Directive> Repeat the records below exactly.

[Supplied entries start]

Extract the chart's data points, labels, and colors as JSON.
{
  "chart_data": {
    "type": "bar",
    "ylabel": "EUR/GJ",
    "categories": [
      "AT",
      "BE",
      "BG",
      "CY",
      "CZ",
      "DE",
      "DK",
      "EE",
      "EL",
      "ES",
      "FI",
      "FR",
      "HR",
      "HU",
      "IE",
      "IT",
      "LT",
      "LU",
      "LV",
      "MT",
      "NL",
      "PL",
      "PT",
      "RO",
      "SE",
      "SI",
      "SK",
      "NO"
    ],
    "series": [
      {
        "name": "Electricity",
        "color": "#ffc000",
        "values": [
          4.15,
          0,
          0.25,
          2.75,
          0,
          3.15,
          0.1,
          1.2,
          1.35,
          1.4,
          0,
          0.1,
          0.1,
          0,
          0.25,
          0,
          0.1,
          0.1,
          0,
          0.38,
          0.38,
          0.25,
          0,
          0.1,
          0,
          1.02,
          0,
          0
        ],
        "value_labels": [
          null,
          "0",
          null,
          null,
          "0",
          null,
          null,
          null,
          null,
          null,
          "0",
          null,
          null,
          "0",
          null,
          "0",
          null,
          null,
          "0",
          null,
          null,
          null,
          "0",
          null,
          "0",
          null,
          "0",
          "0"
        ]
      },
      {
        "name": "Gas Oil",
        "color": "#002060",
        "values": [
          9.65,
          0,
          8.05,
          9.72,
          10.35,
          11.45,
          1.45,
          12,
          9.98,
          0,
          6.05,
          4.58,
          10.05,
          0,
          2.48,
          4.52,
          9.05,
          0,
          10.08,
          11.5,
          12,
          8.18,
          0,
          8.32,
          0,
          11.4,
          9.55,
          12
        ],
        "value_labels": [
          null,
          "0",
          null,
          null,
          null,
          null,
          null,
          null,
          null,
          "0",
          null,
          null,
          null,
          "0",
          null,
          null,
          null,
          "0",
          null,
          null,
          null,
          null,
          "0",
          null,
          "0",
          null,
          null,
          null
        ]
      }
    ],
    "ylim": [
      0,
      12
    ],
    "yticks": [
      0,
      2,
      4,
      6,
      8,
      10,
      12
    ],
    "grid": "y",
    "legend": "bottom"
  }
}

[Supplied entries end]

Output for this exercise>
Extract the chart's data points, labels, and colors as JSON.
{
  "chart_data": {
    "type": "bar",
    "ylabel": "EUR/GJ",
    "categories": [
      "AT",
      "BE",
      "BG",
      "CY",
      "CZ",
      "DE",
      "DK",
      "EE",
      "EL",
      "ES",
      "FI",
      "FR",
      "HR",
      "HU",
      "IE",
      "IT",
      "LT",
      "LU",
      "LV",
      "MT",
      "NL",
      "PL",
      "PT",
      "RO",
      "SE",
      "SI",
      "SK",
      "NO"
    ],
    "series": [
      {
        "name": "Electricity",
        "color": "#ffc000",
        "values": [
          4.15,
          0,
          0.25,
          2.75,
          0,
          3.15,
          0.1,
          1.2,
          1.35,
          1.4,
          0,
          0.1,
          0.1,
          0,
          0.25,
          0,
          0.1,
          0.1,
          0,
          0.38,
          0.38,
          0.25,
          0,
          0.1,
          0,
          1.02,
          0,
          0
        ],
        "value_labels": [
          null,
          "0",
          null,
          null,
          "0",
          null,
          null,
          null,
          null,
          null,
          "0",
          null,
          null,
          "0",
          null,
          "0",
          null,
          null,
          "0",
          null,
          null,
          null,
          "0",
          null,
          "0",
          null,
          "0",
          "0"
        ]
      },
      {
        "name": "Gas Oil",
        "color": "#002060",
        "values": [
          9.65,
          0,
          8.05,
          9.72,
          10.35,
          11.45,
          1.45,
          12,
          9.98,
          0,
          6.05,
          4.58,
          10.05,
          0,
          2.48,
          4.52,
          9.05,
          0,
          10.08,
          11.5,
          12,
          8.18,
          0,
          8.32,
          0,
          11.4,
          9.55,
          12
        ],
        "value_labels": [
          null,
          "0",
          null,
          null,
          null,
          null,
          null,
          null,
          null,
          "0",
          null,
          null,
          null,
          "0",
          null,
          null,
          null,
          "0",
          null,
          null,
          null,
          null,
          "0",
          null,
          "0",
          null,
          null,
          null
        ]
      }
    ],
    "ylim": [
      0,
      12
    ],
    "yticks": [
      0,
      2,
      4,
      6,
      8,
      10,
      12
    ],
    "grid": "y",
    "legend": "bottom"
  }
}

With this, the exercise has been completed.